## [TASKS AND EXERCISES]
• a. In the climate bill commentary, reproduce the passage between "Much of the" and "idea (see ClimateWire).", inclusive.
• b. According to the climate bill commentary, which committee passed the climate regulation bill?
• c. Extend the climate bill commentary, starting after its final sentence.

## [DOCUMENT]
--- START ---

The fact that a full-fledged climate regulation bill has passed the House Energy and Commerce Committee is nothing less than monumental. It also means that we now have a baseline document to analyze - or criticize, as the case may be.

The agreement that was struck represents a veritable compromise cobbled together to meet any number of scientific issues, philosophical viewpoints and political realities (for more on all of this, see David Goldston's column). This kind of horse-trading is what makes it real, but the process always leaves a sour taste in the mouths of many observers. And as is often the case with a bill this big and this complex, experts are still sorting through things and trying to figure out what it all means.

Much of the discussion has focused on the impact of the committee's predictable concessions to give away most of the permits in the early years (Harvard economist Robert Stavins delved into these questions in a recent Huffington Post column). Others have focused on everything from emissions offsets in the forestry sector to the definition of renewable energy.

But it's the sheer complexity of the legislation that has many worried. The Washington Post's Steven Pearlstein summed up some of the basic fears when the bill came out. Such criticisms have spurred many, including Pearlstein himself, to revive talk of a carbon tax. The top House Democrat on tax issues, Ways and Means Chairman Charles Rangel of New York, has fueled the fire by saying he wants a crack at the bill and would be open to such an idea (see ClimateWire).

--- END ---

## [INFORMATION PROVIDED]
--- START ---

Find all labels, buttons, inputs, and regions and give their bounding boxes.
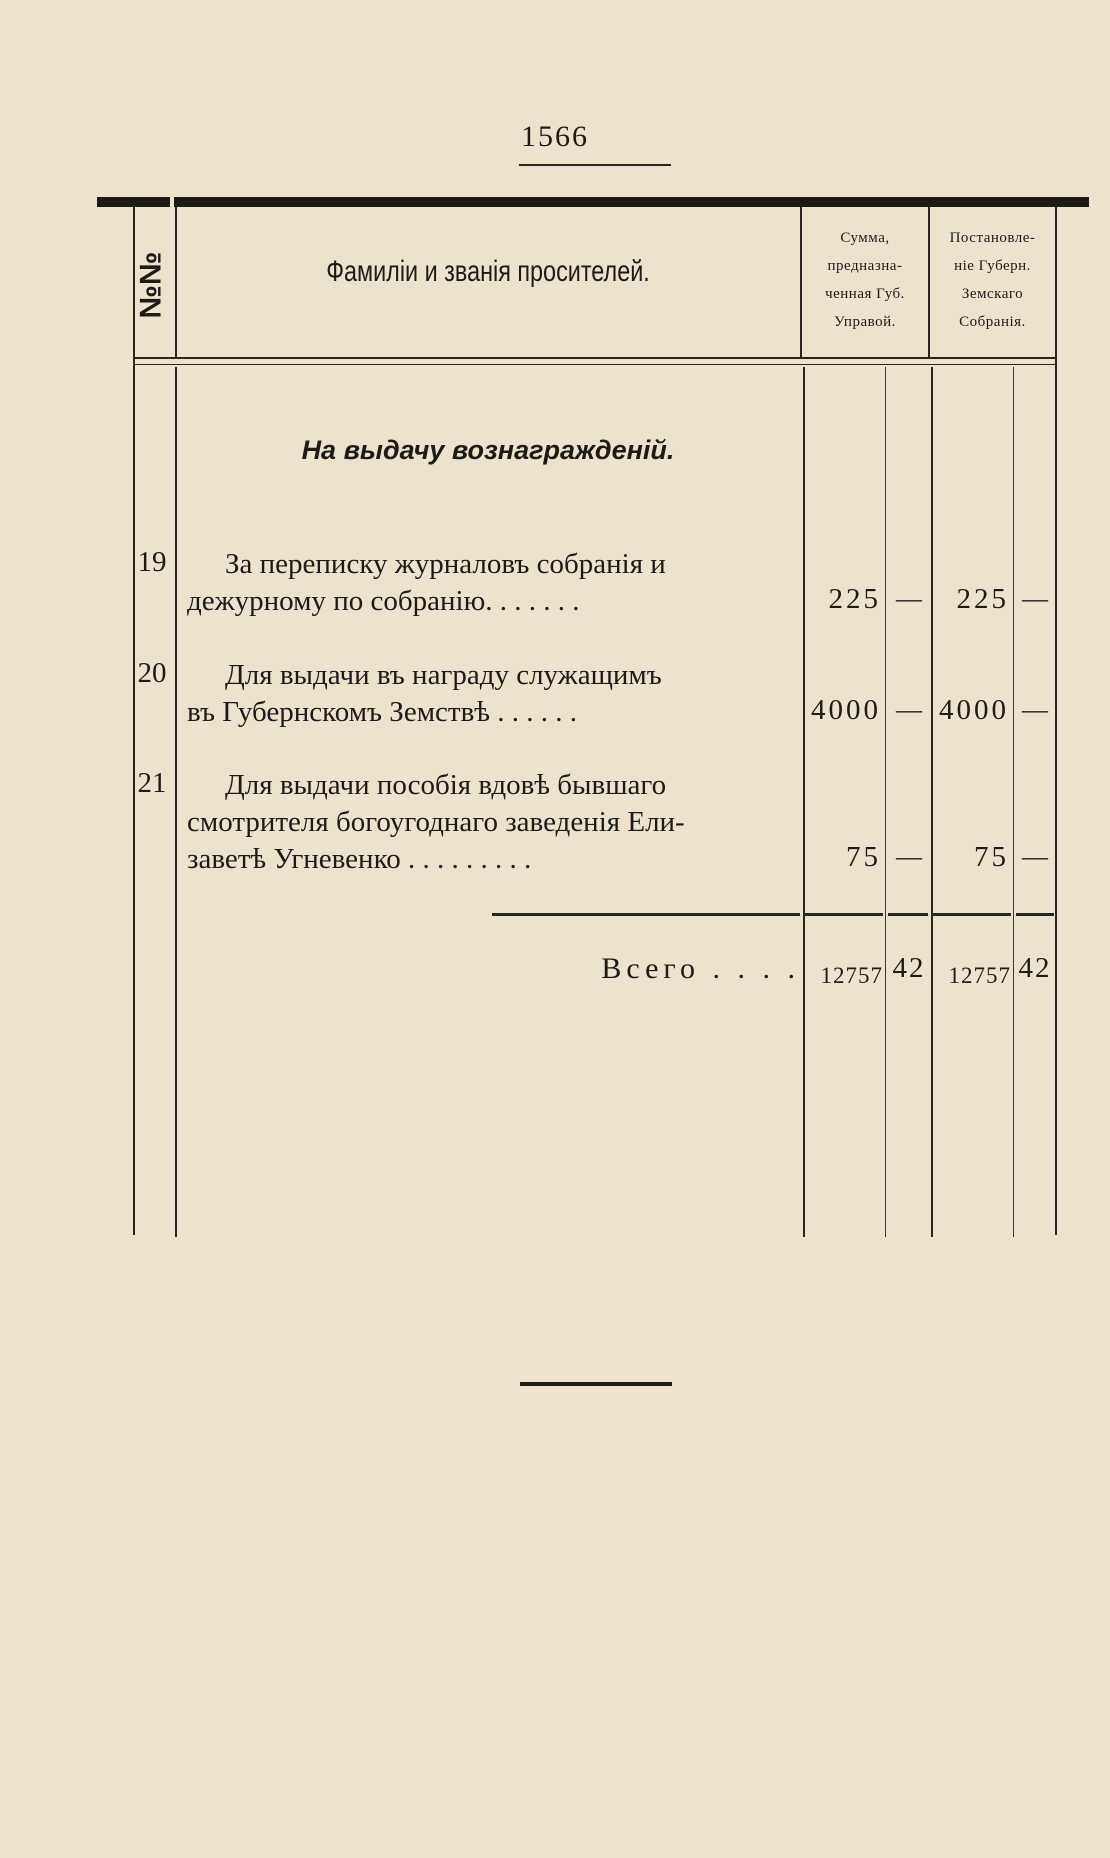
row-number: 20 [137, 657, 167, 689]
total-rule-gub-kop [888, 913, 928, 916]
row-description: Для выдачи пособія вдовѣ бывшаго смотрителя богоугоднаго заведенія Ели- заветѣ Угневенко . . . . . . . . . [187, 769, 685, 875]
col-line-left [133, 207, 135, 1235]
row-gub-kop: — [896, 584, 922, 613]
col-line-right [1055, 207, 1057, 1235]
total-rule-sobr-kop [1016, 913, 1054, 916]
section-title: На выдачу вознагражденій. [301, 435, 675, 465]
row-gub-rub: 225 [828, 583, 881, 615]
col-line-no [175, 367, 177, 1237]
col-line-gub-left [803, 367, 805, 1237]
row-gub-kop: — [896, 842, 922, 871]
total-rule-gub-rub [805, 913, 883, 916]
header-number-label: №№ [134, 251, 168, 319]
header-col-sobr: Постановле- ніе Губерн. Земскаго Собранія. [949, 230, 1036, 330]
header-bottom-rule [133, 357, 1057, 359]
row-number: 21 [137, 767, 167, 799]
total-sobr-rub: 12757 [948, 963, 1011, 988]
col-line-sobr-left [931, 367, 933, 1237]
page-number-underline [519, 164, 671, 166]
col-line-no-header [175, 207, 177, 357]
table-top-rule [97, 197, 1089, 207]
row-gub-kop: — [896, 695, 922, 724]
row-sobr-rub: 75 [974, 841, 1009, 873]
col-line-sobr-kop [1013, 367, 1014, 1237]
table-top-rule-gap [170, 197, 174, 207]
col-line-gub-kop [885, 367, 886, 1237]
total-rule-desc [492, 913, 800, 916]
total-label: Всего . . . . [601, 952, 800, 985]
row-sobr-rub: 4000 [939, 694, 1009, 726]
row-gub-rub: 4000 [811, 694, 881, 726]
row-sobr-kop: — [1022, 695, 1048, 724]
row-sobr-rub: 225 [956, 583, 1009, 615]
row-gub-rub: 75 [846, 841, 881, 873]
page-end-rule [520, 1382, 672, 1386]
row-sobr-kop: — [1022, 584, 1048, 613]
row-description: За переписку журналовъ собранія и дежурному по собранію. . . . . . . [187, 548, 666, 617]
header-col-gub: Сумма, предназна- ченная Губ. Управой. [825, 230, 905, 330]
page-number: 1566 [521, 120, 589, 153]
total-sobr-kop: 42 [1018, 952, 1052, 984]
row-sobr-kop: — [1022, 842, 1048, 871]
row-description: Для выдачи въ награду служащимъ въ Губернскомъ Земствѣ . . . . . . [187, 659, 662, 728]
total-rule-sobr-rub [933, 913, 1011, 916]
header-bottom-rule-2 [133, 364, 1057, 365]
total-gub-rub: 12757 [820, 963, 883, 988]
header-title: Фамиліи и званія просителей. [326, 255, 650, 288]
row-number: 19 [137, 546, 167, 578]
total-gub-kop: 42 [892, 952, 926, 984]
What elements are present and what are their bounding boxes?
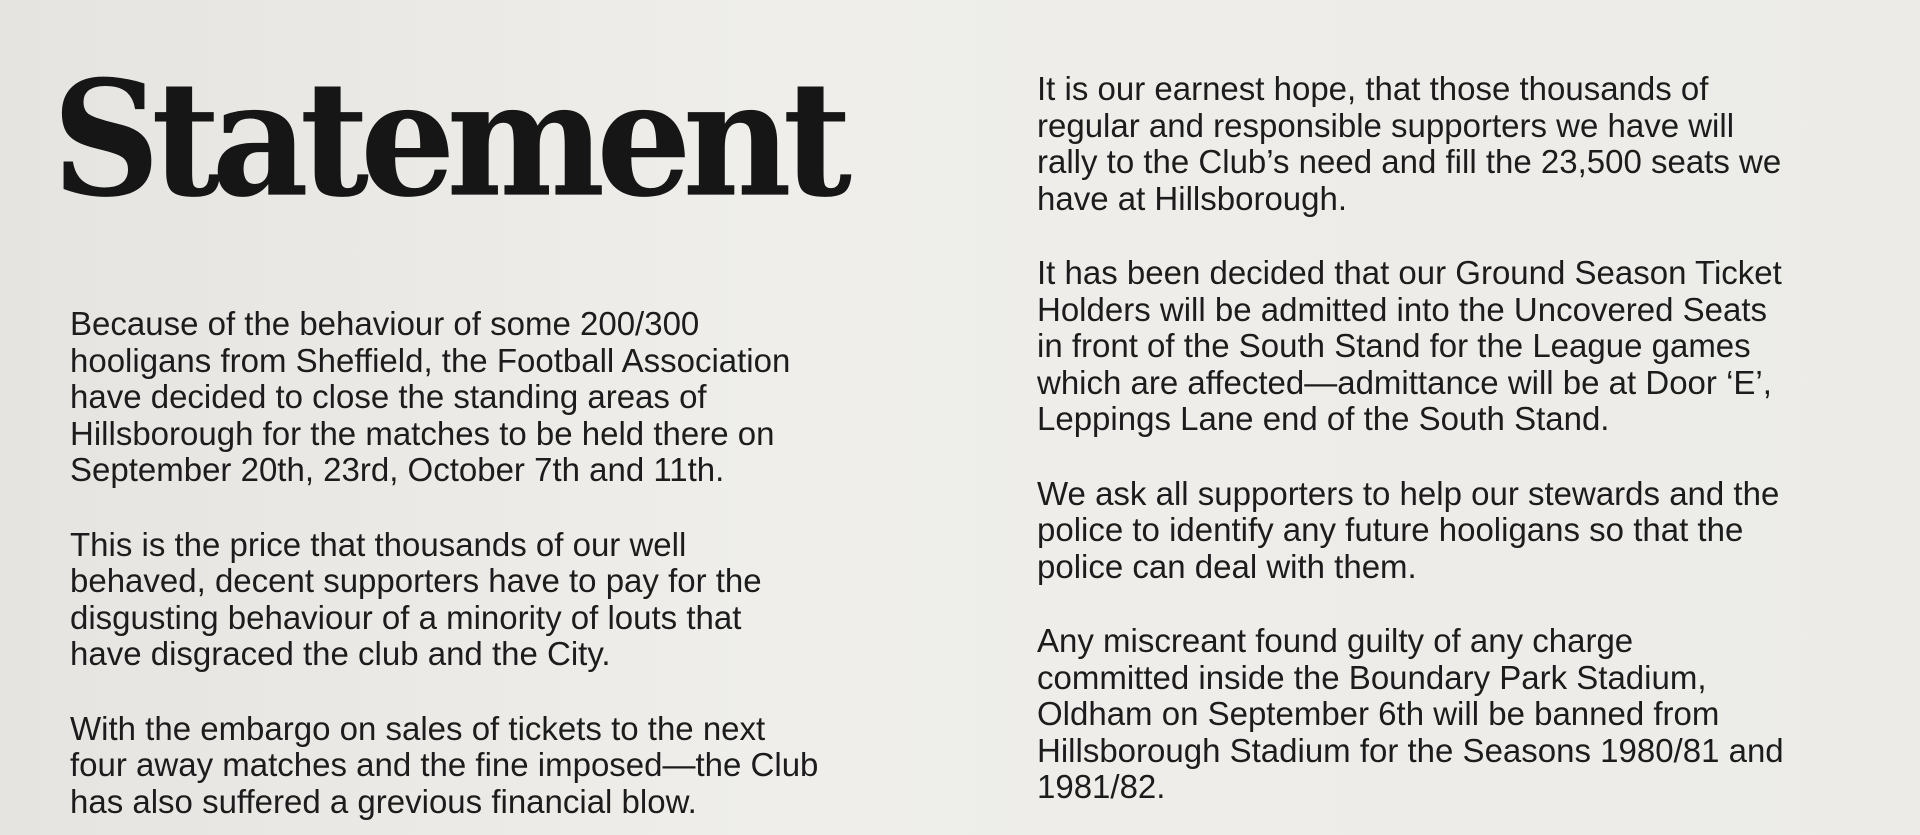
text-line: We ask all supporters to help our stewards and the xyxy=(1037,474,1780,512)
text-line: Oldham on September 6th will be banned from xyxy=(1037,695,1720,732)
text-line: committed inside the Boundary Park Stadium, xyxy=(1037,658,1707,696)
text-line: police to identify any future hooligans so that the xyxy=(1037,511,1744,548)
text-line: It has been decided that our Ground Season Ticket xyxy=(1037,254,1782,291)
text-line: four away matches and the fine imposed—the Club xyxy=(70,746,819,783)
text-line: police can deal with them. xyxy=(1037,547,1417,585)
text-line: hooligans from Sheffield, the Football Association xyxy=(70,341,791,379)
paragraph-miscreant xyxy=(1037,623,1917,806)
text-line: Hillsborough Stadium for the Seasons 1980/81 and xyxy=(1037,731,1784,769)
paragraph-hope xyxy=(1037,71,1917,217)
text-line: disgusting behaviour of a minority of louts that xyxy=(70,598,742,636)
statement-title: Statement xyxy=(52,46,844,233)
paragraph-price xyxy=(70,527,970,673)
text-line: Leppings Lane end of the South Stand. xyxy=(1037,400,1610,437)
text-line: Holders will be admitted into the Uncovered Seats xyxy=(1037,290,1768,328)
text-line: behaved, decent supporters have to pay for the xyxy=(70,562,762,599)
paragraph-embargo xyxy=(70,711,970,821)
text-line: has also suffered a grevious financial blow. xyxy=(70,782,697,820)
text-line: Any miscreant found guilty of any charge xyxy=(1037,622,1634,659)
text-line: regular and responsible supporters we have will xyxy=(1037,106,1735,144)
text-line: rally to the Club’s need and fill the 23,500 seats we xyxy=(1037,143,1782,180)
right-column xyxy=(1037,71,1917,835)
text-line: Hillsborough for the matches to be held there on xyxy=(70,414,775,452)
text-line: With the embargo on sales of tickets to the next xyxy=(70,709,766,747)
text-line: September 20th, 23rd, October 7th and 11th. xyxy=(70,451,725,488)
text-line: have decided to close the standing areas of xyxy=(70,378,707,415)
text-line: have at Hillsborough. xyxy=(1037,179,1348,217)
text-line: It is our earnest hope, that those thousands of xyxy=(1037,70,1709,107)
text-line: have disgraced the club and the City. xyxy=(70,635,611,672)
text-line: Because of the behaviour of some 200/300 xyxy=(70,305,700,342)
left-column xyxy=(70,306,970,835)
paragraph-hooligans xyxy=(70,306,970,489)
text-line: which are affected—admittance will be at Door ‘E’, xyxy=(1037,363,1772,401)
text-line: This is the price that thousands of our well xyxy=(70,525,687,563)
text-line: 1981/82. xyxy=(1037,768,1166,805)
paragraph-stewards xyxy=(1037,476,1917,586)
text-line: in front of the South Stand for the League games xyxy=(1037,327,1751,364)
paragraph-season-ticket xyxy=(1037,255,1917,438)
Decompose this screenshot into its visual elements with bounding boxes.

--- END ---

## [TASK RESULTS]
• a.
Much of the discussion has focused on the impact of the committee's predictable concessions to give away most of the permits in the early years (Harvard economist Robert Stavins delved into these questions in a recent Huffington Post column). Others have focused on everything from emissions offsets in the forestry sector to the definition of renewable energy.

But it's the sheer complexity of the legislation that has many worried. The Washington Post's Steven Pearlstein summed up some of the basic fears when the bill came out. Such criticisms have spurred many, including Pearlstein himself, to revive talk of a carbon tax. The top House Democrat on tax issues, Ways and Means Chairman Charles Rangel of New York, has fueled the fire by saying he wants a crack at the bill and would be open to such an idea (see ClimateWire).

• b. The House Energy and Commerce Committee.

• c.
The jurisdictional issues are real and could slow things down, but short of another revolution in political thought on Capitol Hill, the carbon tax proposal isn't going to get much traction. Proponents of cap-and-trade like the cap on emissions, which theoretically guarantees results; a tax only delivers in proportion to the pain it causes those who pay it. Politically, they ask, would it be possible to establish a tax that is free of loopholes and high enough to, say, force an end to conventional coal?

The counterargument is that we are simply deluding ourselves with cap-and-trade, which basically hides a variable tax behind the smoke and mirrors of "market-based regulation." Perhaps, they argue, the appeal of an honest tax will grow as people see what the legislative process produces as an alternative.

Indeed, it's hard to say what kind of deal might ultimately garner the requisite votes, precisely because the dynamic shifts once you move from a theoretical discussion to a process that ends in a law.